::: Extracted records
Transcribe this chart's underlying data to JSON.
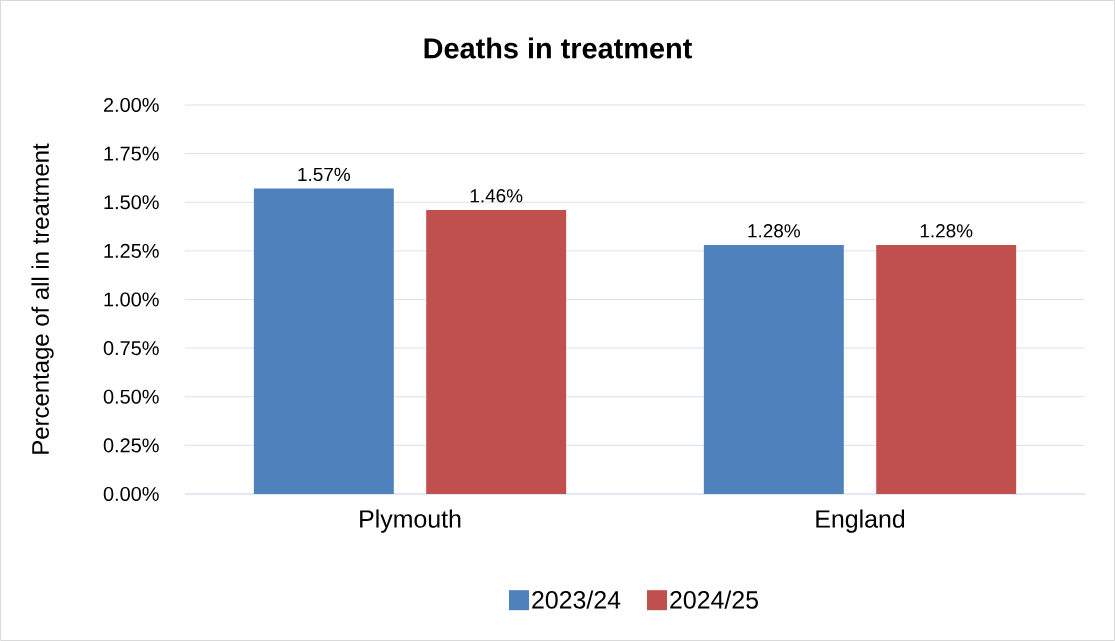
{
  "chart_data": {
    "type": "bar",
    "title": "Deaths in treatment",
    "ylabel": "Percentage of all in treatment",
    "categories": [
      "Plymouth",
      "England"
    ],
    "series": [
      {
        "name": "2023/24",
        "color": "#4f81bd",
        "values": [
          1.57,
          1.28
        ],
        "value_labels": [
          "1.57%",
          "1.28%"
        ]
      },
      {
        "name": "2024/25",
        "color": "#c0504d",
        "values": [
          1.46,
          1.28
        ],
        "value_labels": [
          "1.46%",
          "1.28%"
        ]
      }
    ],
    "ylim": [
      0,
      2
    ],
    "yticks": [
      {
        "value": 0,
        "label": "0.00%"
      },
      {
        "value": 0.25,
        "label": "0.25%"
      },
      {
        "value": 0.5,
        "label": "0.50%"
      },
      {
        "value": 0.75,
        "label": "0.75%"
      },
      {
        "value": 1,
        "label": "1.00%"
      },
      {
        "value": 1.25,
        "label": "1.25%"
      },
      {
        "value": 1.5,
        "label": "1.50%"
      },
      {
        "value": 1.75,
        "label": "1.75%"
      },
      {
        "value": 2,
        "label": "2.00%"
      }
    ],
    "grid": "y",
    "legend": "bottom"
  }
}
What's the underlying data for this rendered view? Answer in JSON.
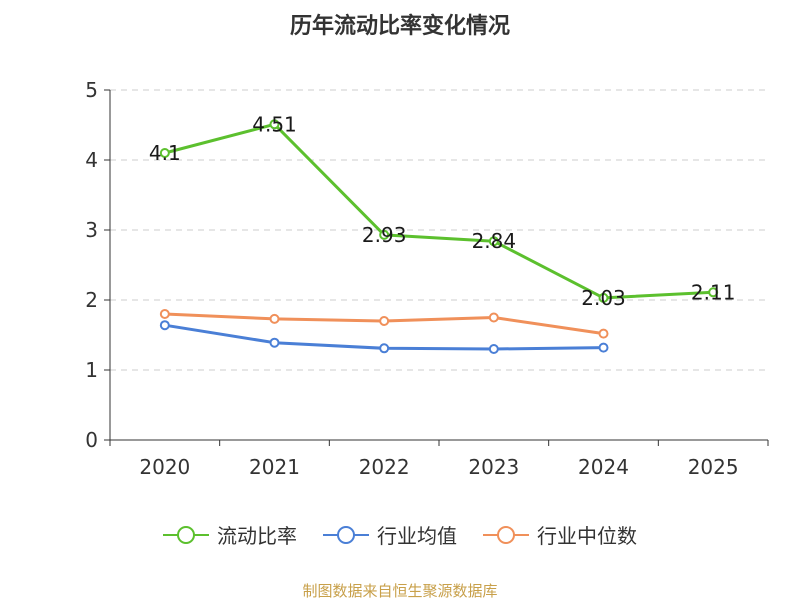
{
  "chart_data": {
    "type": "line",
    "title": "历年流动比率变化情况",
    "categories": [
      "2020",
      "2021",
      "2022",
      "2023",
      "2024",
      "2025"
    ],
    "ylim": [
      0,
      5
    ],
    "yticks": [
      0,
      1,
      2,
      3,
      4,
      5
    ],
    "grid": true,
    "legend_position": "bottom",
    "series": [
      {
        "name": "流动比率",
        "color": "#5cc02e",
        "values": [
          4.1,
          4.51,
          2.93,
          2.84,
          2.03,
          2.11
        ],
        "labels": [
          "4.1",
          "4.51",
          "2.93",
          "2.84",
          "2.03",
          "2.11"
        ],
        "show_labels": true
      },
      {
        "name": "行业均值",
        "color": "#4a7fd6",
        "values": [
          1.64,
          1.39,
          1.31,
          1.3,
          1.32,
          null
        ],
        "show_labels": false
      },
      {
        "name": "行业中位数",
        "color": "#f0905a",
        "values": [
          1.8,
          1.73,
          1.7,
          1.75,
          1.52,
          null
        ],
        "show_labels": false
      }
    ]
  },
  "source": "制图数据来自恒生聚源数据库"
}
::::::
### Stated goal
Report the number of lines in the entries above that include the string "color". Give nothing but the number.

### Complete response
5